Document page transcription items
<<<<
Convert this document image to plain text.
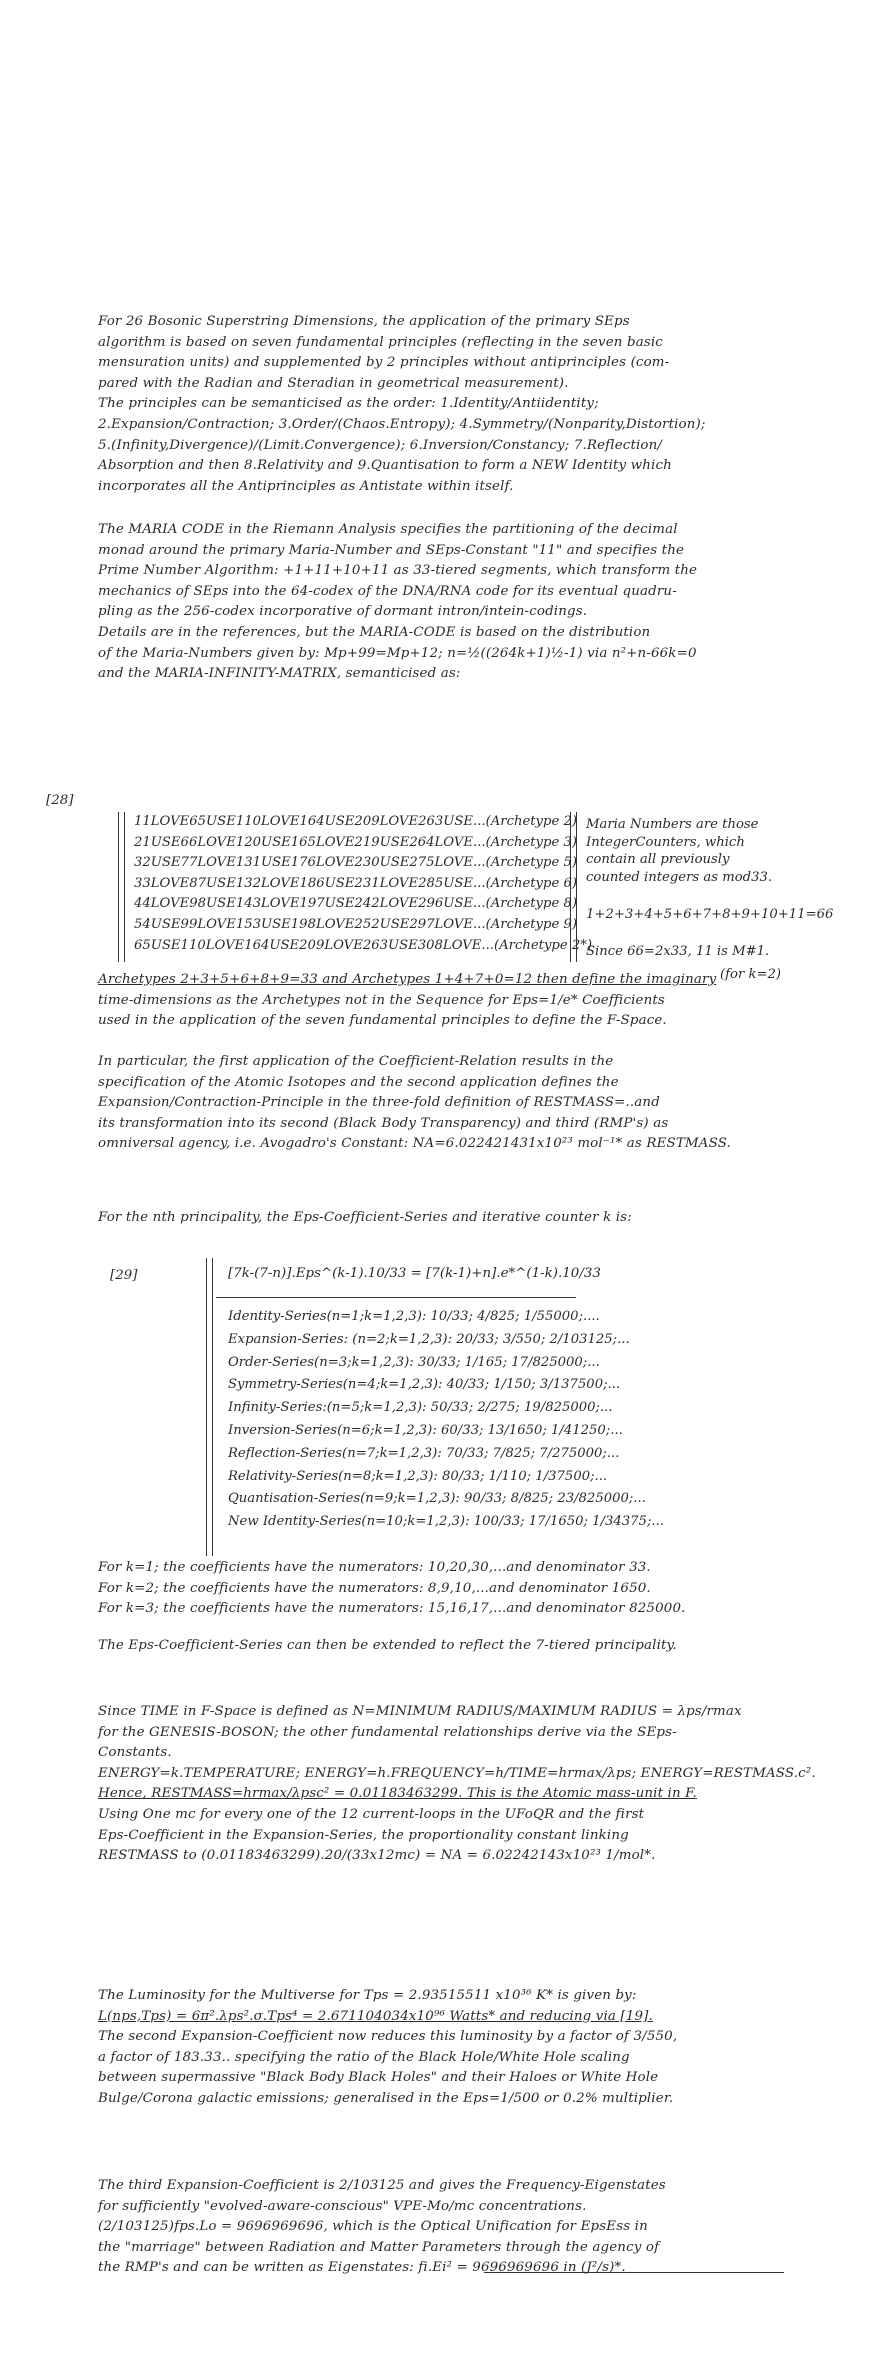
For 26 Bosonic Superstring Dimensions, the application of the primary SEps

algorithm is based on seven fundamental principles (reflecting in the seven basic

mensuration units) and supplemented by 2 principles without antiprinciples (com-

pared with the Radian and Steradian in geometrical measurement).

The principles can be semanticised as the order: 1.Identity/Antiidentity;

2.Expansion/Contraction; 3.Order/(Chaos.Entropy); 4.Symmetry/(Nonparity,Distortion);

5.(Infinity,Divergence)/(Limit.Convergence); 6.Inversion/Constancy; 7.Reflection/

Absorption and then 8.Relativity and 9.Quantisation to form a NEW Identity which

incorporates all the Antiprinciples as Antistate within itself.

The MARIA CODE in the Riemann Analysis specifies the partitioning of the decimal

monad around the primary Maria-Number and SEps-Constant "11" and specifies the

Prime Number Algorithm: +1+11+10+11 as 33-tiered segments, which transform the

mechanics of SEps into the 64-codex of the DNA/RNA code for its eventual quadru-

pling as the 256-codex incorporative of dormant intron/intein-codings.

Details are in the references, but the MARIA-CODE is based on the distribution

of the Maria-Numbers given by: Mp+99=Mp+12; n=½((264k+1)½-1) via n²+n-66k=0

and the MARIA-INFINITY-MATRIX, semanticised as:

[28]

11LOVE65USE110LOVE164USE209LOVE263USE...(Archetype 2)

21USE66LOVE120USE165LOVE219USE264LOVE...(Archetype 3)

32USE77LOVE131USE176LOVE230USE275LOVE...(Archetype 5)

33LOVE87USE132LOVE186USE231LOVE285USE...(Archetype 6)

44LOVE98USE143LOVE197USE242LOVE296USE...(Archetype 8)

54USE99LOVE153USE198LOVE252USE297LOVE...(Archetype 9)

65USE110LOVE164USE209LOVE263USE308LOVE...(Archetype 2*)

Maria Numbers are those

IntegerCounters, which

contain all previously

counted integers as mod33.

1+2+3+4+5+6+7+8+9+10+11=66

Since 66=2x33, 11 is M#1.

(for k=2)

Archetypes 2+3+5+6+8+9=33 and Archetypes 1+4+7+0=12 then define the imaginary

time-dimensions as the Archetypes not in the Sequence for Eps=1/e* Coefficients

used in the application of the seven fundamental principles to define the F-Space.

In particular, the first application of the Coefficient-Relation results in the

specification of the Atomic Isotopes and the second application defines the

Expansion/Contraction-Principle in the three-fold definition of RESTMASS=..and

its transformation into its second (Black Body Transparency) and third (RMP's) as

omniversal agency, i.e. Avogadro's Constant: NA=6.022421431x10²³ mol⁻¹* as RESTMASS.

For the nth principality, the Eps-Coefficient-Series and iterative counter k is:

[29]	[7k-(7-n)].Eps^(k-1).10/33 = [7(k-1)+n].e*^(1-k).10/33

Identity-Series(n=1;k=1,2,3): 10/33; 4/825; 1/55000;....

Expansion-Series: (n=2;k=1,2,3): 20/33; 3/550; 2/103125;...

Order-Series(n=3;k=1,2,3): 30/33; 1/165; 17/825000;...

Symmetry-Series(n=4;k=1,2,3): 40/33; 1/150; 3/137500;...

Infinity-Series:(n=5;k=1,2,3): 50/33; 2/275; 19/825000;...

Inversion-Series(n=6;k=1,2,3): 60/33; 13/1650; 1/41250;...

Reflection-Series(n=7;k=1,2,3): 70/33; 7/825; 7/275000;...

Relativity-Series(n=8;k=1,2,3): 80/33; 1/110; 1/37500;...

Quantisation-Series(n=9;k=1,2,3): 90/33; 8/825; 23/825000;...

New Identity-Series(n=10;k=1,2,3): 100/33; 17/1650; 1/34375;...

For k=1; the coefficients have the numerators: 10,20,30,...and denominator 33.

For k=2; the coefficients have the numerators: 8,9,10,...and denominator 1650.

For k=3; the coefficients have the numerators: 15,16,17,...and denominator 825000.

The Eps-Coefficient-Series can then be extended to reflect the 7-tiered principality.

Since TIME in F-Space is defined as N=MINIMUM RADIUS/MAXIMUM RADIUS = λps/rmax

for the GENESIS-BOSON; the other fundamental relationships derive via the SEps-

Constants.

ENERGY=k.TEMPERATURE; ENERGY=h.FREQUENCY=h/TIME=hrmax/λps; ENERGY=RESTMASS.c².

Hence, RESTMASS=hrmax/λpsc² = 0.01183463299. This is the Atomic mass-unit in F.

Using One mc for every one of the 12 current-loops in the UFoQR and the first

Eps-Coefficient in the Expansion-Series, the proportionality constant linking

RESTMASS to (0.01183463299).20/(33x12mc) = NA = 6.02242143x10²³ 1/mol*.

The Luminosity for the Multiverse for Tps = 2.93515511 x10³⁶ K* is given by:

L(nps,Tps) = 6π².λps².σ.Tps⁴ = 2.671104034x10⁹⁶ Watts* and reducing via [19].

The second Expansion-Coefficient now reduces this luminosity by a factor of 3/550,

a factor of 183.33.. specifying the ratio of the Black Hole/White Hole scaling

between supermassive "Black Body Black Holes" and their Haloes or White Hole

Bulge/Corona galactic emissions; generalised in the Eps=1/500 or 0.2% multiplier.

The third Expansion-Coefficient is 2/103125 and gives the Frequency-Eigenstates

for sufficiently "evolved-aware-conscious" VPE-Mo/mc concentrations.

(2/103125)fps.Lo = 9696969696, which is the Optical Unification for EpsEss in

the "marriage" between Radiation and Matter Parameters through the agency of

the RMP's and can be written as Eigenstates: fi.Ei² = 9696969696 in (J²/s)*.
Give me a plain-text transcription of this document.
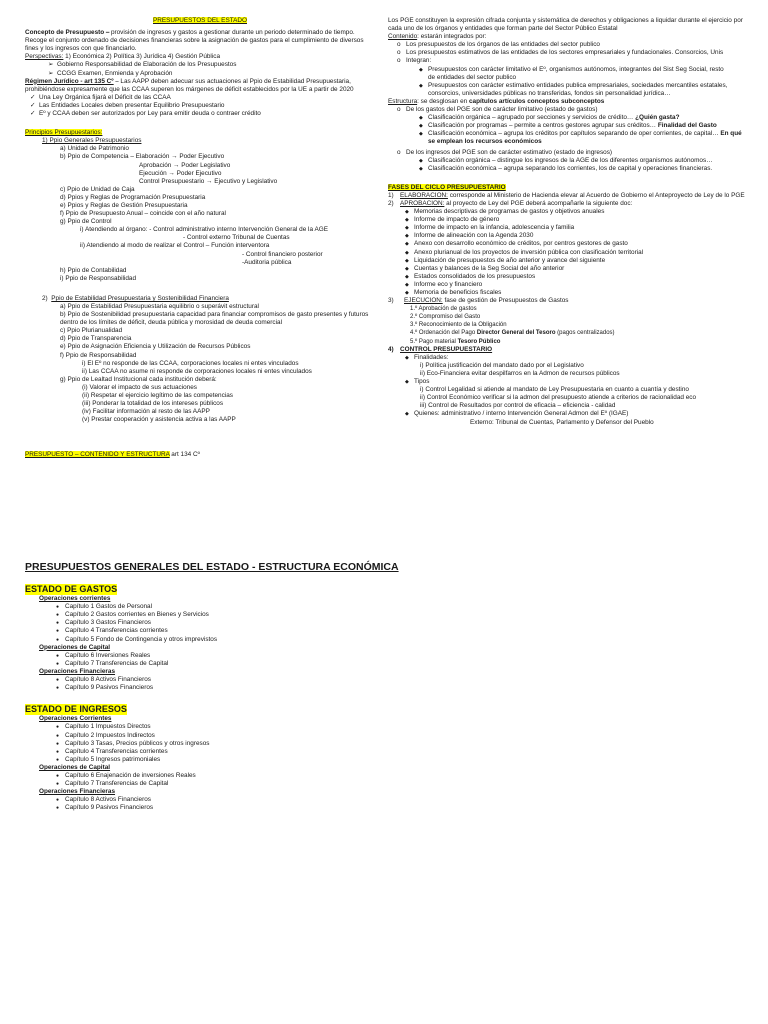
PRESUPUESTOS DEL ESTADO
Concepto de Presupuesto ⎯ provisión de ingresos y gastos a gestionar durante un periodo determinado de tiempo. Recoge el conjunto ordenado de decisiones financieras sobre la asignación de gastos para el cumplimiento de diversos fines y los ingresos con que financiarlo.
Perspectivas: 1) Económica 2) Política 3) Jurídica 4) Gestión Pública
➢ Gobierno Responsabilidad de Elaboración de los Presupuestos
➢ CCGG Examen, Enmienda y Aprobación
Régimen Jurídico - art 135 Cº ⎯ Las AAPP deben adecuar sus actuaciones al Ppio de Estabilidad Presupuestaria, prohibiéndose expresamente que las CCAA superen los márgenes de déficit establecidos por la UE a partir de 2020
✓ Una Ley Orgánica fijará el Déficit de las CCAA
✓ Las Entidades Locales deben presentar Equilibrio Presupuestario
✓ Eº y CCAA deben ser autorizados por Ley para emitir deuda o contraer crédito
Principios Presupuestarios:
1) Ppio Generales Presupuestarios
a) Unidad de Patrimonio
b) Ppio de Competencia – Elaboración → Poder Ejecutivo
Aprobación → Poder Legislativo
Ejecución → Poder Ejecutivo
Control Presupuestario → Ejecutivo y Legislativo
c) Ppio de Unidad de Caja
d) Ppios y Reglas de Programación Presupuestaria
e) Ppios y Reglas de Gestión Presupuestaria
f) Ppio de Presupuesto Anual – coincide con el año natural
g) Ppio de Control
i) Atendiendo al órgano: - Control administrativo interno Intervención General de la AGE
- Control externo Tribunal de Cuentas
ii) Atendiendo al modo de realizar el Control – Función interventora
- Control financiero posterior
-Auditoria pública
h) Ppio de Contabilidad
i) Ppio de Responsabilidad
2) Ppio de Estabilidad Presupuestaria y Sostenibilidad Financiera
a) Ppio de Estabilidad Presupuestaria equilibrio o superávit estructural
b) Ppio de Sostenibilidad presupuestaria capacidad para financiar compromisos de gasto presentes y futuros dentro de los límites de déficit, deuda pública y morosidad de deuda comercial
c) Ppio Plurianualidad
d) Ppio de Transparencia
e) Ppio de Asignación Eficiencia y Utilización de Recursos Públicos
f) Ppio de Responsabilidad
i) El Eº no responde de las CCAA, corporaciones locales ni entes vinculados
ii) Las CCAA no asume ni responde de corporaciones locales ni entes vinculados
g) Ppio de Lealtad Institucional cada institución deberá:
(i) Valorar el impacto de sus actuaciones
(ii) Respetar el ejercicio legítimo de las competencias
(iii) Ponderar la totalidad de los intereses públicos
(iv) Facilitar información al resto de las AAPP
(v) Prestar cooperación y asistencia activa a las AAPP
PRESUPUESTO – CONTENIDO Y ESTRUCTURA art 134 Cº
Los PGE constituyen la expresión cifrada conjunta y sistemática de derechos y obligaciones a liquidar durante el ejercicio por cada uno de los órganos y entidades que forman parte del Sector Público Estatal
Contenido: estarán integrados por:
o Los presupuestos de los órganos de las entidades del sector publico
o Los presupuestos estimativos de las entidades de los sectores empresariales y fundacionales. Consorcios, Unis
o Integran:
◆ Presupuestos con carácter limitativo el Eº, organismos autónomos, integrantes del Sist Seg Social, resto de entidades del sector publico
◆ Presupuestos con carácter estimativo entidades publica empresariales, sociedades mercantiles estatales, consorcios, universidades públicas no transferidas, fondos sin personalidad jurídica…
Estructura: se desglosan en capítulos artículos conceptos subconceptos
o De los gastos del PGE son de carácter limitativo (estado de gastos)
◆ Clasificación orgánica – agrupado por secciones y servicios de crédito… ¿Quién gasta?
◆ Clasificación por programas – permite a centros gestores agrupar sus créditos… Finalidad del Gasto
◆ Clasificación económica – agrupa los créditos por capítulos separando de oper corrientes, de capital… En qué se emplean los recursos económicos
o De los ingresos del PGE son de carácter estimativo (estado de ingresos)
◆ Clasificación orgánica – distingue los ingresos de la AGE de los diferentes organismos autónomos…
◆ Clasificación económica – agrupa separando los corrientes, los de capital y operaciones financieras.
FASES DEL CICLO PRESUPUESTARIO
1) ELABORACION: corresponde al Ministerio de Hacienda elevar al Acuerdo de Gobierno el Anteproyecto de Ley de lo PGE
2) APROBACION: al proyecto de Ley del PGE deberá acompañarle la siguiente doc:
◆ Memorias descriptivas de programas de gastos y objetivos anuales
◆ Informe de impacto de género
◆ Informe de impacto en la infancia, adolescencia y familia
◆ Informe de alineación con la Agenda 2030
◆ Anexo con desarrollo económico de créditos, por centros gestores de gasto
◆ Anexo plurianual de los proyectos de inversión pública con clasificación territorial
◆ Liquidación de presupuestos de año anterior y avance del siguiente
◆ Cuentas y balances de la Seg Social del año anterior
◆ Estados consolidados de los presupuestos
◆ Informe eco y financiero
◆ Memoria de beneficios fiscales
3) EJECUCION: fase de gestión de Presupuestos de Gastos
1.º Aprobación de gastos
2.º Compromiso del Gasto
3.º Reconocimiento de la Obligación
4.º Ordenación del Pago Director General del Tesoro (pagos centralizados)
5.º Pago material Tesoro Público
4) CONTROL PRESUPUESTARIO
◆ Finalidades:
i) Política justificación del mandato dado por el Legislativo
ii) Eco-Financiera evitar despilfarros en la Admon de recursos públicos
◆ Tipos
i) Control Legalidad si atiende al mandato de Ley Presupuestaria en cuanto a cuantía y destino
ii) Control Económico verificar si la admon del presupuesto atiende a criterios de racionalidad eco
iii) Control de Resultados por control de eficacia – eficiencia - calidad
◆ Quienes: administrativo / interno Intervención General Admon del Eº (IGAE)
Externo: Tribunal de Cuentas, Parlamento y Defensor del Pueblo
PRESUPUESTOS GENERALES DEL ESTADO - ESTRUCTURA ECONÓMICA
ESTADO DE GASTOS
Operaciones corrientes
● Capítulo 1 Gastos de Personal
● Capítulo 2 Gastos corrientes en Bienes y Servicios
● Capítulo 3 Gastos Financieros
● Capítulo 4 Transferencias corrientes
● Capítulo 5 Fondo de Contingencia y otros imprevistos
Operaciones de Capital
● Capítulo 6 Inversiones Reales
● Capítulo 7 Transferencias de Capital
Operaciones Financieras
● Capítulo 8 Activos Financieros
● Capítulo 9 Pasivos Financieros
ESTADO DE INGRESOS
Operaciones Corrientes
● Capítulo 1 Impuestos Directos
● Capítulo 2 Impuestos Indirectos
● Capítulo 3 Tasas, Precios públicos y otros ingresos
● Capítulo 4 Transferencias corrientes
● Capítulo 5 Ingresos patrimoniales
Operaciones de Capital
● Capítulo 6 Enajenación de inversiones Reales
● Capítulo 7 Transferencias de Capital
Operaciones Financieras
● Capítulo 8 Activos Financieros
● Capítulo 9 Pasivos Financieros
>>>>
> **Your objective**: Scan the records above for the word "which" and return every line where it occurs.

> **Your solution**:
Absorption and then 8.Relativity and 9.Quantisation to form a NEW Identity which
Prime Number Algorithm: +1+11+10+11 as 33-tiered segments, which transform the
IntegerCounters, which
(2/103125)fps.Lo = 9696969696, which is the Optical Unification for EpsEss in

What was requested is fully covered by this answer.